Exercise instructions →
Without the pictures, set down every line of the data exactly.

::::

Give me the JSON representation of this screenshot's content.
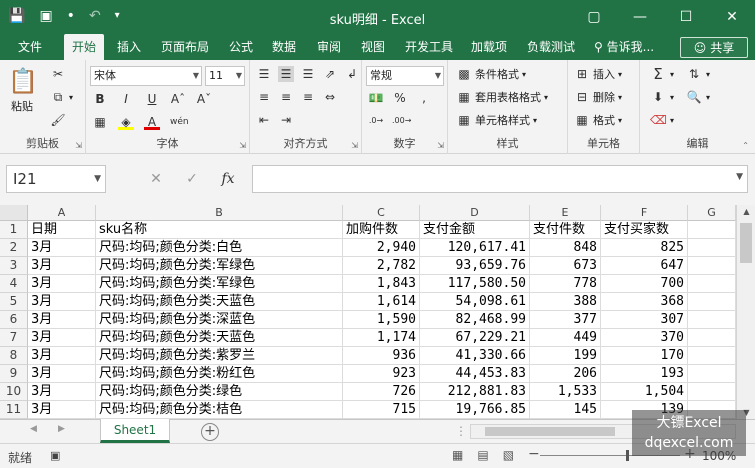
{
  "window": {
    "title": "sku明细 - Excel",
    "accent": "#217346"
  },
  "tabs": [
    {
      "label": "文件"
    },
    {
      "label": "开始"
    },
    {
      "label": "插入"
    },
    {
      "label": "页面布局"
    },
    {
      "label": "公式"
    },
    {
      "label": "数据"
    },
    {
      "label": "审阅"
    },
    {
      "label": "视图"
    },
    {
      "label": "开发工具"
    },
    {
      "label": "加载项"
    },
    {
      "label": "负载测试"
    }
  ],
  "tell_me": "告诉我...",
  "share": "共享",
  "ribbon": {
    "clipboard": {
      "label": "剪贴板",
      "paste": "粘贴"
    },
    "font": {
      "label": "字体",
      "name": "宋体",
      "size": "11"
    },
    "alignment": {
      "label": "对齐方式"
    },
    "number": {
      "label": "数字",
      "format": "常规"
    },
    "styles": {
      "label": "样式",
      "conditional": "条件格式",
      "table": "套用表格格式",
      "cell": "单元格样式"
    },
    "cells": {
      "label": "单元格",
      "insert": "插入",
      "delete": "删除",
      "format": "格式"
    },
    "editing": {
      "label": "编辑"
    }
  },
  "formula_bar": {
    "name_box": "I21",
    "formula": ""
  },
  "columns": [
    "A",
    "B",
    "C",
    "D",
    "E",
    "F",
    "G"
  ],
  "rows": [
    {
      "n": "1",
      "a": "日期",
      "b": "sku名称",
      "c": "加购件数",
      "d": "支付金额",
      "e": "支付件数",
      "f": "支付买家数"
    },
    {
      "n": "2",
      "a": "3月",
      "b": "尺码:均码;颜色分类:白色",
      "c": "2,940",
      "d": "120,617.41",
      "e": "848",
      "f": "825"
    },
    {
      "n": "3",
      "a": "3月",
      "b": "尺码:均码;颜色分类:军绿色",
      "c": "2,782",
      "d": "93,659.76",
      "e": "673",
      "f": "647"
    },
    {
      "n": "4",
      "a": "3月",
      "b": "尺码:均码;颜色分类:军绿色",
      "c": "1,843",
      "d": "117,580.50",
      "e": "778",
      "f": "700"
    },
    {
      "n": "5",
      "a": "3月",
      "b": "尺码:均码;颜色分类:天蓝色",
      "c": "1,614",
      "d": "54,098.61",
      "e": "388",
      "f": "368"
    },
    {
      "n": "6",
      "a": "3月",
      "b": "尺码:均码;颜色分类:深蓝色",
      "c": "1,590",
      "d": "82,468.99",
      "e": "377",
      "f": "307"
    },
    {
      "n": "7",
      "a": "3月",
      "b": "尺码:均码;颜色分类:天蓝色",
      "c": "1,174",
      "d": "67,229.21",
      "e": "449",
      "f": "370"
    },
    {
      "n": "8",
      "a": "3月",
      "b": "尺码:均码;颜色分类:紫罗兰",
      "c": "936",
      "d": "41,330.66",
      "e": "199",
      "f": "170"
    },
    {
      "n": "9",
      "a": "3月",
      "b": "尺码:均码;颜色分类:粉红色",
      "c": "923",
      "d": "44,453.83",
      "e": "206",
      "f": "193"
    },
    {
      "n": "10",
      "a": "3月",
      "b": "尺码:均码;颜色分类:绿色",
      "c": "726",
      "d": "212,881.83",
      "e": "1,533",
      "f": "1,504"
    },
    {
      "n": "11",
      "a": "3月",
      "b": "尺码:均码;颜色分类:桔色",
      "c": "715",
      "d": "19,766.85",
      "e": "145",
      "f": "139"
    }
  ],
  "sheet_tab": "Sheet1",
  "status": {
    "ready": "就绪",
    "zoom": "100%"
  },
  "watermark": {
    "line1": "大镖Excel",
    "line2": "dqexcel.com"
  }
}
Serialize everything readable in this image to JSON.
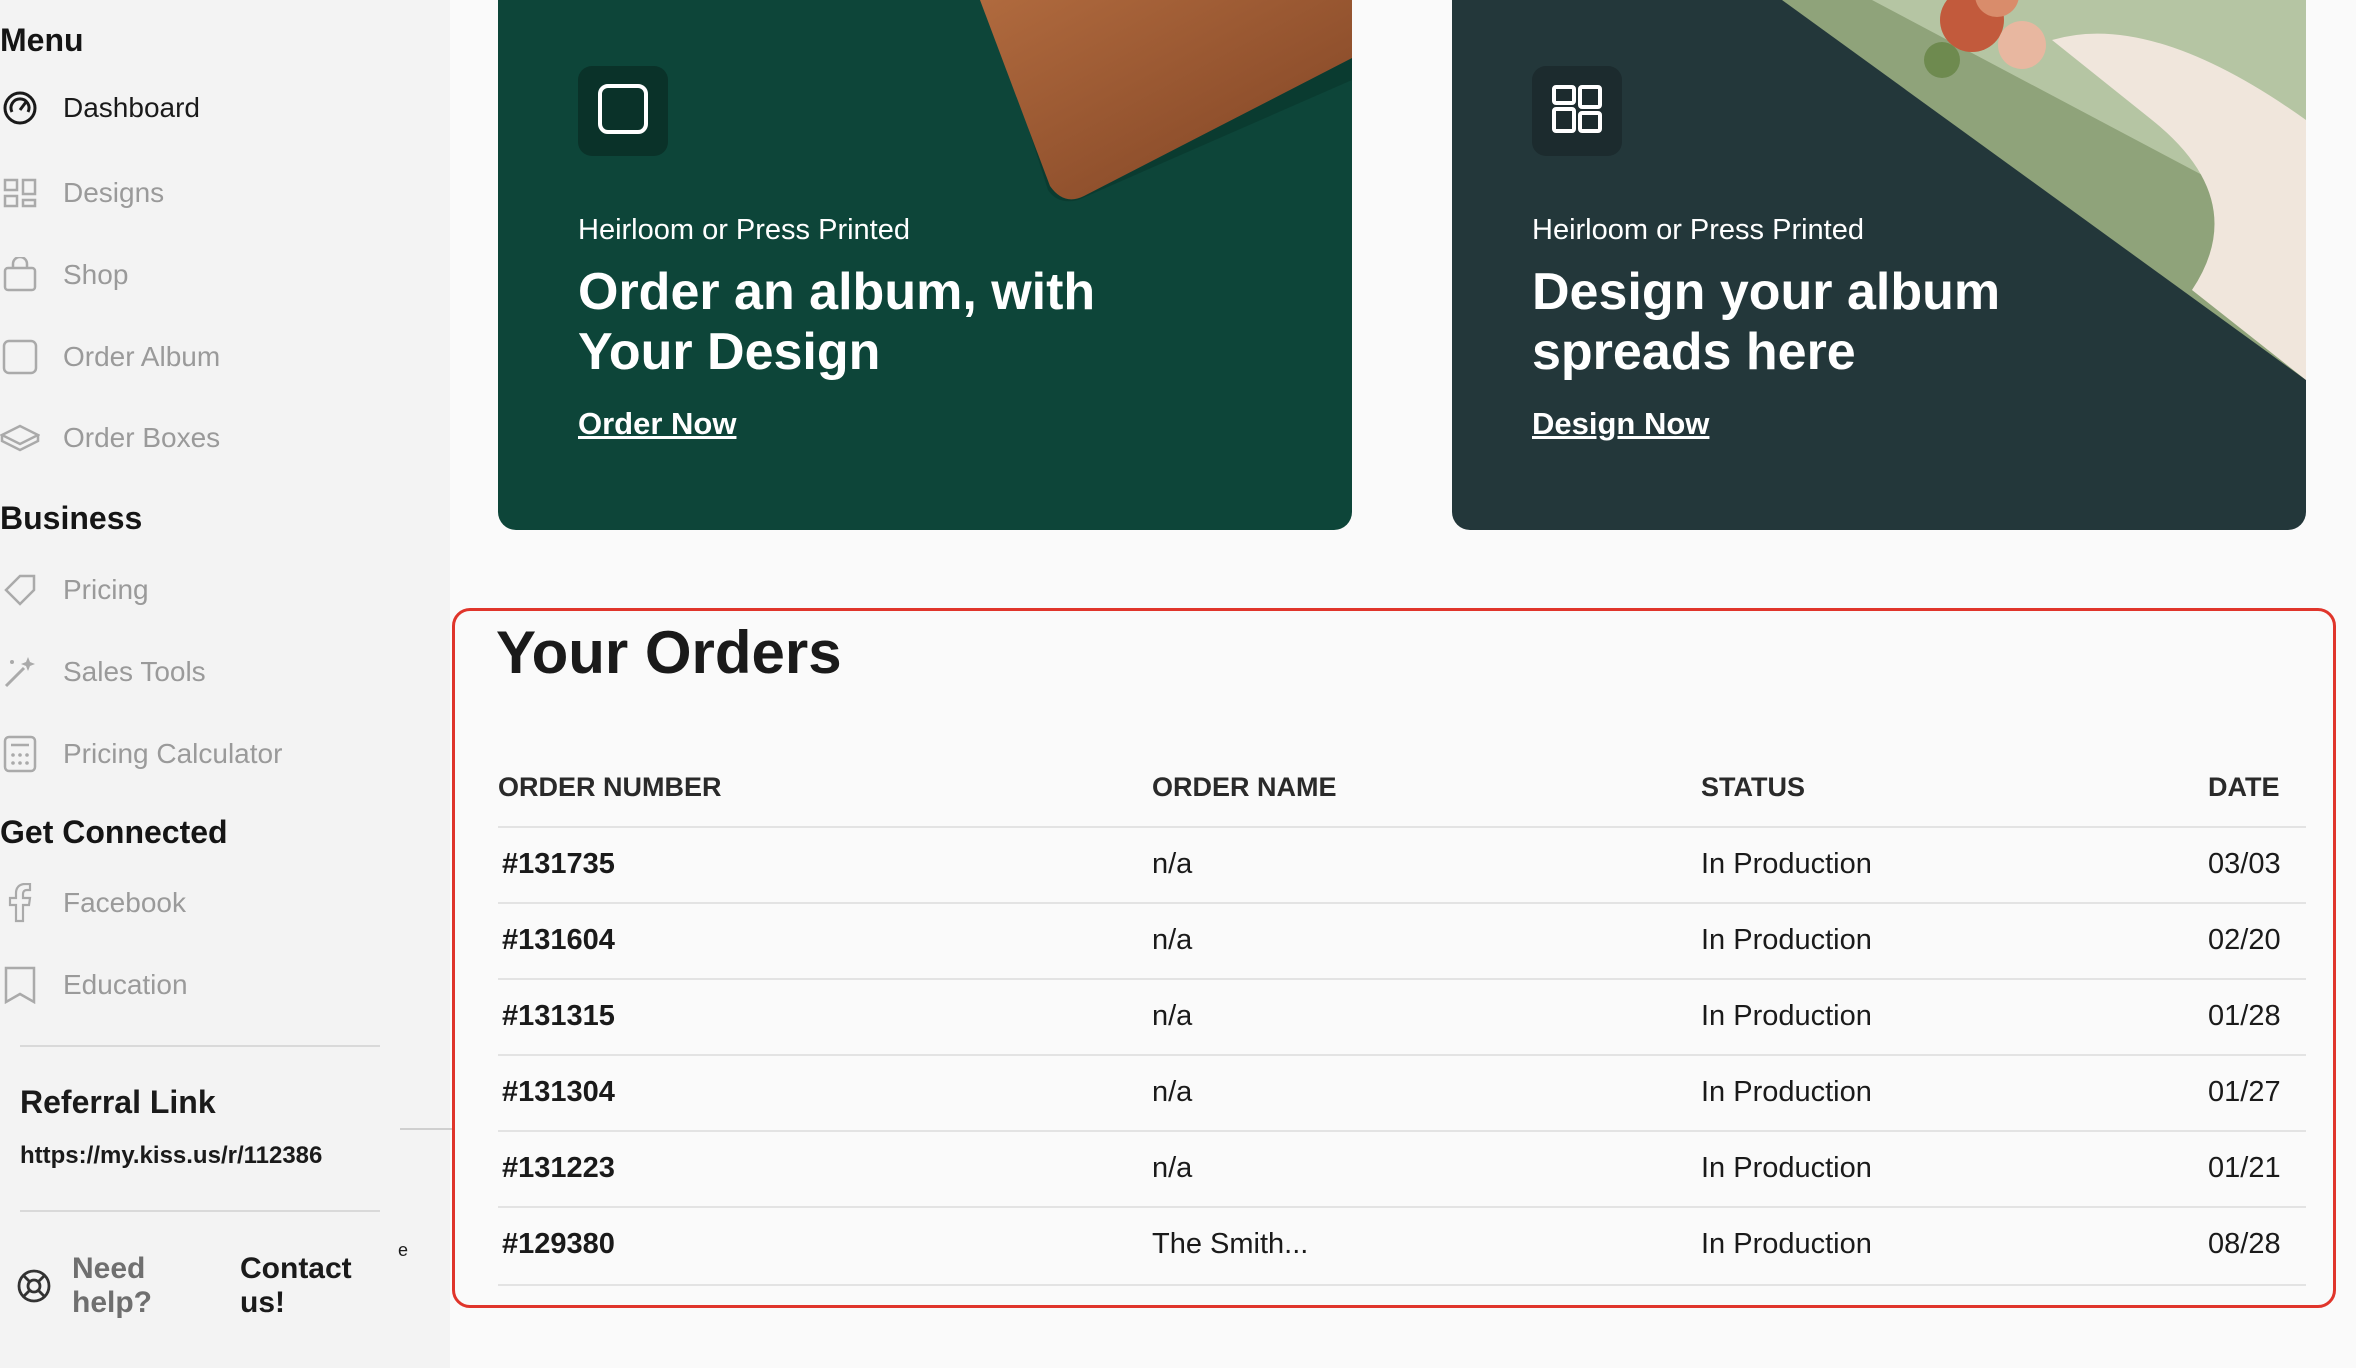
{
  "sidebar": {
    "menu_title": "Menu",
    "menu_items": [
      {
        "label": "Dashboard",
        "icon": "gauge-icon",
        "active": true
      },
      {
        "label": "Designs",
        "icon": "layout-icon"
      },
      {
        "label": "Shop",
        "icon": "shopping-bag-icon"
      },
      {
        "label": "Order Album",
        "icon": "square-icon"
      },
      {
        "label": "Order Boxes",
        "icon": "box-icon"
      }
    ],
    "business_title": "Business",
    "business_items": [
      {
        "label": "Pricing",
        "icon": "tag-icon"
      },
      {
        "label": "Sales Tools",
        "icon": "magic-wand-icon"
      },
      {
        "label": "Pricing Calculator",
        "icon": "calculator-icon"
      }
    ],
    "connected_title": "Get Connected",
    "connected_items": [
      {
        "label": "Facebook",
        "icon": "facebook-icon"
      },
      {
        "label": "Education",
        "icon": "book-icon"
      }
    ],
    "referral_title": "Referral Link",
    "referral_url": "https://my.kiss.us/r/112386",
    "need_help": "Need help?",
    "contact": "Contact us!",
    "stray": "e"
  },
  "cards": [
    {
      "subtitle": "Heirloom or Press Printed",
      "title": "Order an album, with Your Design",
      "link": "Order Now",
      "icon": "square-icon"
    },
    {
      "subtitle": "Heirloom or Press Printed",
      "title": "Design your album spreads here",
      "link": "Design Now",
      "icon": "layout-icon"
    }
  ],
  "orders": {
    "title": "Your Orders",
    "columns": [
      "ORDER NUMBER",
      "ORDER NAME",
      "STATUS",
      "DATE"
    ],
    "rows": [
      {
        "number": "#131735",
        "name": "n/a",
        "status": "In Production",
        "date": "03/03"
      },
      {
        "number": "#131604",
        "name": "n/a",
        "status": "In Production",
        "date": "02/20"
      },
      {
        "number": "#131315",
        "name": "n/a",
        "status": "In Production",
        "date": "01/28"
      },
      {
        "number": "#131304",
        "name": "n/a",
        "status": "In Production",
        "date": "01/27"
      },
      {
        "number": "#131223",
        "name": "n/a",
        "status": "In Production",
        "date": "01/21"
      },
      {
        "number": "#129380",
        "name": "The Smith...",
        "status": "In Production",
        "date": "08/28"
      }
    ]
  },
  "colors": {
    "card1": "#0d4539",
    "card2": "#23373a",
    "highlight": "#e0352b"
  }
}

::::

Solution to this exercise →
Give me the JSON representation of this screenshot's content.
{
  "window": {
    "title": "sku明细 - Excel",
    "accent": "#217346"
  },
  "tabs": [
    {
      "label": "文件"
    },
    {
      "label": "开始"
    },
    {
      "label": "插入"
    },
    {
      "label": "页面布局"
    },
    {
      "label": "公式"
    },
    {
      "label": "数据"
    },
    {
      "label": "审阅"
    },
    {
      "label": "视图"
    },
    {
      "label": "开发工具"
    },
    {
      "label": "加载项"
    },
    {
      "label": "负载测试"
    }
  ],
  "tell_me": "告诉我...",
  "share": "共享",
  "ribbon": {
    "clipboard": {
      "label": "剪贴板",
      "paste": "粘贴"
    },
    "font": {
      "label": "字体",
      "name": "宋体",
      "size": "11"
    },
    "alignment": {
      "label": "对齐方式"
    },
    "number": {
      "label": "数字",
      "format": "常规"
    },
    "styles": {
      "label": "样式",
      "conditional": "条件格式",
      "table": "套用表格格式",
      "cell": "单元格样式"
    },
    "cells": {
      "label": "单元格",
      "insert": "插入",
      "delete": "删除",
      "format": "格式"
    },
    "editing": {
      "label": "编辑"
    }
  },
  "formula_bar": {
    "name_box": "I21",
    "formula": ""
  },
  "columns": [
    "A",
    "B",
    "C",
    "D",
    "E",
    "F",
    "G"
  ],
  "rows": [
    {
      "n": "1",
      "a": "日期",
      "b": "sku名称",
      "c": "加购件数",
      "d": "支付金额",
      "e": "支付件数",
      "f": "支付买家数"
    },
    {
      "n": "2",
      "a": "3月",
      "b": "尺码:均码;颜色分类:白色",
      "c": "2,940",
      "d": "120,617.41",
      "e": "848",
      "f": "825"
    },
    {
      "n": "3",
      "a": "3月",
      "b": "尺码:均码;颜色分类:军绿色",
      "c": "2,782",
      "d": "93,659.76",
      "e": "673",
      "f": "647"
    },
    {
      "n": "4",
      "a": "3月",
      "b": "尺码:均码;颜色分类:军绿色",
      "c": "1,843",
      "d": "117,580.50",
      "e": "778",
      "f": "700"
    },
    {
      "n": "5",
      "a": "3月",
      "b": "尺码:均码;颜色分类:天蓝色",
      "c": "1,614",
      "d": "54,098.61",
      "e": "388",
      "f": "368"
    },
    {
      "n": "6",
      "a": "3月",
      "b": "尺码:均码;颜色分类:深蓝色",
      "c": "1,590",
      "d": "82,468.99",
      "e": "377",
      "f": "307"
    },
    {
      "n": "7",
      "a": "3月",
      "b": "尺码:均码;颜色分类:天蓝色",
      "c": "1,174",
      "d": "67,229.21",
      "e": "449",
      "f": "370"
    },
    {
      "n": "8",
      "a": "3月",
      "b": "尺码:均码;颜色分类:紫罗兰",
      "c": "936",
      "d": "41,330.66",
      "e": "199",
      "f": "170"
    },
    {
      "n": "9",
      "a": "3月",
      "b": "尺码:均码;颜色分类:粉红色",
      "c": "923",
      "d": "44,453.83",
      "e": "206",
      "f": "193"
    },
    {
      "n": "10",
      "a": "3月",
      "b": "尺码:均码;颜色分类:绿色",
      "c": "726",
      "d": "212,881.83",
      "e": "1,533",
      "f": "1,504"
    },
    {
      "n": "11",
      "a": "3月",
      "b": "尺码:均码;颜色分类:桔色",
      "c": "715",
      "d": "19,766.85",
      "e": "145",
      "f": "139"
    }
  ],
  "sheet_tab": "Sheet1",
  "status": {
    "ready": "就绪",
    "zoom": "100%"
  },
  "watermark": {
    "line1": "大镖Excel",
    "line2": "dqexcel.com"
  }
}
Serialize everything readable in this image to JSON.
{
  "sidebar": {
    "menu_title": "Menu",
    "menu_items": [
      {
        "label": "Dashboard",
        "icon": "gauge-icon",
        "active": true
      },
      {
        "label": "Designs",
        "icon": "layout-icon"
      },
      {
        "label": "Shop",
        "icon": "shopping-bag-icon"
      },
      {
        "label": "Order Album",
        "icon": "square-icon"
      },
      {
        "label": "Order Boxes",
        "icon": "box-icon"
      }
    ],
    "business_title": "Business",
    "business_items": [
      {
        "label": "Pricing",
        "icon": "tag-icon"
      },
      {
        "label": "Sales Tools",
        "icon": "magic-wand-icon"
      },
      {
        "label": "Pricing Calculator",
        "icon": "calculator-icon"
      }
    ],
    "connected_title": "Get Connected",
    "connected_items": [
      {
        "label": "Facebook",
        "icon": "facebook-icon"
      },
      {
        "label": "Education",
        "icon": "book-icon"
      }
    ],
    "referral_title": "Referral Link",
    "referral_url": "https://my.kiss.us/r/112386",
    "need_help": "Need help?",
    "contact": "Contact us!",
    "stray": "e"
  },
  "cards": [
    {
      "subtitle": "Heirloom or Press Printed",
      "title": "Order an album, with Your Design",
      "link": "Order Now",
      "icon": "square-icon"
    },
    {
      "subtitle": "Heirloom or Press Printed",
      "title": "Design your album spreads here",
      "link": "Design Now",
      "icon": "layout-icon"
    }
  ],
  "orders": {
    "title": "Your Orders",
    "columns": [
      "ORDER NUMBER",
      "ORDER NAME",
      "STATUS",
      "DATE"
    ],
    "rows": [
      {
        "number": "#131735",
        "name": "n/a",
        "status": "In Production",
        "date": "03/03"
      },
      {
        "number": "#131604",
        "name": "n/a",
        "status": "In Production",
        "date": "02/20"
      },
      {
        "number": "#131315",
        "name": "n/a",
        "status": "In Production",
        "date": "01/28"
      },
      {
        "number": "#131304",
        "name": "n/a",
        "status": "In Production",
        "date": "01/27"
      },
      {
        "number": "#131223",
        "name": "n/a",
        "status": "In Production",
        "date": "01/21"
      },
      {
        "number": "#129380",
        "name": "The Smith...",
        "status": "In Production",
        "date": "08/28"
      }
    ]
  },
  "colors": {
    "card1": "#0d4539",
    "card2": "#23373a",
    "highlight": "#e0352b"
  }
}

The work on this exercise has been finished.